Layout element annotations
^^^^^^^^
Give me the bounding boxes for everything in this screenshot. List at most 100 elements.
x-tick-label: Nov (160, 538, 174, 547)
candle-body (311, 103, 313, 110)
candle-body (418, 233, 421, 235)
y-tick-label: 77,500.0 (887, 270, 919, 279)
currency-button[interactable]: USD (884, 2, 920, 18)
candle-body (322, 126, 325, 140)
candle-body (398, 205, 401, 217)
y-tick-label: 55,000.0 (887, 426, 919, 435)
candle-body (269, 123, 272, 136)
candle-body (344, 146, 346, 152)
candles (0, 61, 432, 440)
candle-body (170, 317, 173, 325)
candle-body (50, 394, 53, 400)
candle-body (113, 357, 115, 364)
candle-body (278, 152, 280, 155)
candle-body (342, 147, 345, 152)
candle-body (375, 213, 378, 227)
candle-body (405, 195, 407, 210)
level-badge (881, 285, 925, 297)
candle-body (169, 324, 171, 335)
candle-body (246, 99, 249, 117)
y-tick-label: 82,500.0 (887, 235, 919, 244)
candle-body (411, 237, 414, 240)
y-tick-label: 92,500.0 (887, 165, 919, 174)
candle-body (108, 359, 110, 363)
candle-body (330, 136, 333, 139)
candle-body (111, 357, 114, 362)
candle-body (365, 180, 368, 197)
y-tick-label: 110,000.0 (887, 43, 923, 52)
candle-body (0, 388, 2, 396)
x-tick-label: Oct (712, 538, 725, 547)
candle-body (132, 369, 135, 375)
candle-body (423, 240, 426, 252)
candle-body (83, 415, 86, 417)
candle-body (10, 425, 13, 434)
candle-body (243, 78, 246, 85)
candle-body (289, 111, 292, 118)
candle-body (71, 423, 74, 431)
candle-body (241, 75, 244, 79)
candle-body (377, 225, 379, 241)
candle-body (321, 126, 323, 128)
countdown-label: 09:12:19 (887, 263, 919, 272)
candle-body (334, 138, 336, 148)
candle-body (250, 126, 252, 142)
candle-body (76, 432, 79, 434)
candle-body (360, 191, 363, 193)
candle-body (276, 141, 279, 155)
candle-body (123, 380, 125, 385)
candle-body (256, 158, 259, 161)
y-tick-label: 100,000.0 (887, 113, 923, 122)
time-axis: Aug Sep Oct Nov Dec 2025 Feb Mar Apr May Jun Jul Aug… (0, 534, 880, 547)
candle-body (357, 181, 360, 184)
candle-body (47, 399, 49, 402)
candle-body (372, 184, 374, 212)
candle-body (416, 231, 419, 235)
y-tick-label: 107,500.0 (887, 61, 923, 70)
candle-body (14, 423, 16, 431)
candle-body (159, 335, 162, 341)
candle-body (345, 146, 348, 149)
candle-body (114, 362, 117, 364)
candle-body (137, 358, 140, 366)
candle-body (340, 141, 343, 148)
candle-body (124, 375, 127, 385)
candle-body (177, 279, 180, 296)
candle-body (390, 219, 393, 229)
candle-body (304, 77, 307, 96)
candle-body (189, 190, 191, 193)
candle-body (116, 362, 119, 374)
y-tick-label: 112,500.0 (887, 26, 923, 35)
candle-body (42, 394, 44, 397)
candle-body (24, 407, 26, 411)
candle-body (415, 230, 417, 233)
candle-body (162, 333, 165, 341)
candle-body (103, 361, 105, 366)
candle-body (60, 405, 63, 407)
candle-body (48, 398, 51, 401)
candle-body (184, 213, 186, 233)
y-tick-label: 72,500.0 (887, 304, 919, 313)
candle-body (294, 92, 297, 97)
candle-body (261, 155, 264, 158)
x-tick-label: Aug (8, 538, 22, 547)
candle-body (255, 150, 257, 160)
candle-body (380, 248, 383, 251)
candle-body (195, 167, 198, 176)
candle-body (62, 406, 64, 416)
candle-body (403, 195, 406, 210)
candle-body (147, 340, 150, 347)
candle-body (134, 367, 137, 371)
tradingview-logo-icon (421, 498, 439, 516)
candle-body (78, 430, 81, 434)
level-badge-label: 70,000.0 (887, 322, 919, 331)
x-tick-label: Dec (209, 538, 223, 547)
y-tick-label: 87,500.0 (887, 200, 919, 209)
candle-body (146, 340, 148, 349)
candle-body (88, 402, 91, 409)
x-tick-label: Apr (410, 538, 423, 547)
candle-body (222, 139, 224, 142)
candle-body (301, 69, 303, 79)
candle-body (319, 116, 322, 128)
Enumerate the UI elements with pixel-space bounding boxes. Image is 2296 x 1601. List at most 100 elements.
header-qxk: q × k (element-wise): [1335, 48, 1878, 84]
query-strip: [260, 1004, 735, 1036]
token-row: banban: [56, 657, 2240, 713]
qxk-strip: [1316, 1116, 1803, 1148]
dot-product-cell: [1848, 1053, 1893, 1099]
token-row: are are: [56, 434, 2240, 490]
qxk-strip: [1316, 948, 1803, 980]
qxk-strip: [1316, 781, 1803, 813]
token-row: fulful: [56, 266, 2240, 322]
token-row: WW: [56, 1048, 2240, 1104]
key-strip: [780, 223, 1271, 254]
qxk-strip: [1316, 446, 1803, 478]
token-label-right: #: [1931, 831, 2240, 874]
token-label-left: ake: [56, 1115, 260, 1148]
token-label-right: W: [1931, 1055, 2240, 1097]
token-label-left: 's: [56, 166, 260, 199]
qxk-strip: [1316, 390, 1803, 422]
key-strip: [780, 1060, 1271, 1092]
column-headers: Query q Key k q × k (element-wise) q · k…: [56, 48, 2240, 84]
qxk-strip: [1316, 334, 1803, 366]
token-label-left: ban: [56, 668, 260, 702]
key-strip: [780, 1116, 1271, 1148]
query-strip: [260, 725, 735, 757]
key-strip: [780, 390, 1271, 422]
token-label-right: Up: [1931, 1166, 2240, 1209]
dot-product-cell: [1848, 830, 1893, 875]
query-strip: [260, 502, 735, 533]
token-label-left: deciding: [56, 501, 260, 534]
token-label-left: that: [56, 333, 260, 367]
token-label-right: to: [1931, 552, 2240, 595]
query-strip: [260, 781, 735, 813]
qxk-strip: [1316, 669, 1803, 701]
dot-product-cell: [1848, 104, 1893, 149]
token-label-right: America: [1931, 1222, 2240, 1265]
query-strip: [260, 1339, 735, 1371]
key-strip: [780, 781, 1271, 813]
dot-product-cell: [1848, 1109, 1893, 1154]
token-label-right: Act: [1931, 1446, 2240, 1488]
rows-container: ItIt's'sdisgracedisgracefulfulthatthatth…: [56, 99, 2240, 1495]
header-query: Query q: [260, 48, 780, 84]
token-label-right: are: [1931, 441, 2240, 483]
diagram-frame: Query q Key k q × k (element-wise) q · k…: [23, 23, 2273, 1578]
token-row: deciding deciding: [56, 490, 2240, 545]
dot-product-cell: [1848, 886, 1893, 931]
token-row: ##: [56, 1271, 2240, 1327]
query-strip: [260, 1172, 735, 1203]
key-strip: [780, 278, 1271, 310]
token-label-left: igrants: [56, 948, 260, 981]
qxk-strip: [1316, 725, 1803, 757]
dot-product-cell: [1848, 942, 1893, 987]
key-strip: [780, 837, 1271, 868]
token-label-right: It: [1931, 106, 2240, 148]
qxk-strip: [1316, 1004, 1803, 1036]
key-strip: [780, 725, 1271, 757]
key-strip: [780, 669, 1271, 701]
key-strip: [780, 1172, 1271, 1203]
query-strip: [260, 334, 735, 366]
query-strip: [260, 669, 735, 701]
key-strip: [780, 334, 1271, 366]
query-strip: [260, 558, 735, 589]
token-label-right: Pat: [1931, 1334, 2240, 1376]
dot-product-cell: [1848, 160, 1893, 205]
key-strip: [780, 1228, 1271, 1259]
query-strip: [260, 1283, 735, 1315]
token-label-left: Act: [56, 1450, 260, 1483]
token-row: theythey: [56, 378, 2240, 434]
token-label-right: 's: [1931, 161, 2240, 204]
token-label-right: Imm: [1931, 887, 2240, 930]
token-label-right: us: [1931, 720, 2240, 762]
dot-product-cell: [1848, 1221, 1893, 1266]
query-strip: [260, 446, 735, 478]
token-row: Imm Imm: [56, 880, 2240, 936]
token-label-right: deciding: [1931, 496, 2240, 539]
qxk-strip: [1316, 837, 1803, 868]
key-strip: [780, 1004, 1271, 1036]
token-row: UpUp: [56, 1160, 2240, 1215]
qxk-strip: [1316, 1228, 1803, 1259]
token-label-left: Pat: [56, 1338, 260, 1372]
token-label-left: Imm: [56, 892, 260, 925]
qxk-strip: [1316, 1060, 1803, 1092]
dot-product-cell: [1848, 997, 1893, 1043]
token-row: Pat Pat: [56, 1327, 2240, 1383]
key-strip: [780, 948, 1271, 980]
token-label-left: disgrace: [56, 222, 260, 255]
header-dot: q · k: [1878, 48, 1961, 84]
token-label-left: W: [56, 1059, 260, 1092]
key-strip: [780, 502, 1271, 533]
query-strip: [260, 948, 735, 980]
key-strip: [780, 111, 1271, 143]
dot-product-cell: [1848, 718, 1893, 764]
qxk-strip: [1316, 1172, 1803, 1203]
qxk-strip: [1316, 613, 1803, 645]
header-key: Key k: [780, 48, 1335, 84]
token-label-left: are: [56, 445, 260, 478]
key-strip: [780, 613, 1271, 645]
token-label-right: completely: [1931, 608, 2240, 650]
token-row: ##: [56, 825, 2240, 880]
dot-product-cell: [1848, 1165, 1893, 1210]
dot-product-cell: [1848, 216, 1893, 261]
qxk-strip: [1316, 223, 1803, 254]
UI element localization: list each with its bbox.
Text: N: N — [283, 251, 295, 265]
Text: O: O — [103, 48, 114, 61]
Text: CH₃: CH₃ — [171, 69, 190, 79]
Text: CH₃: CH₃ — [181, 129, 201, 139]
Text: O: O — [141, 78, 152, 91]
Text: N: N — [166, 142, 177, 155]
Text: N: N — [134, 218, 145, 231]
^^^^^^^^
Reproduce the material word for word, beginning with its first line and ending with the line that contains "candle-body (344, 146, 346, 152)". Include both of those lines.

Give me the bounding boxes for everything in this screenshot. List at most 100 elements.
x-tick-label: Nov (160, 538, 174, 547)
candle-body (311, 103, 313, 110)
candle-body (418, 233, 421, 235)
y-tick-label: 77,500.0 (887, 270, 919, 279)
currency-button[interactable]: USD (884, 2, 920, 18)
candle-body (322, 126, 325, 140)
candle-body (398, 205, 401, 217)
y-tick-label: 55,000.0 (887, 426, 919, 435)
candle-body (269, 123, 272, 136)
candle-body (344, 146, 346, 152)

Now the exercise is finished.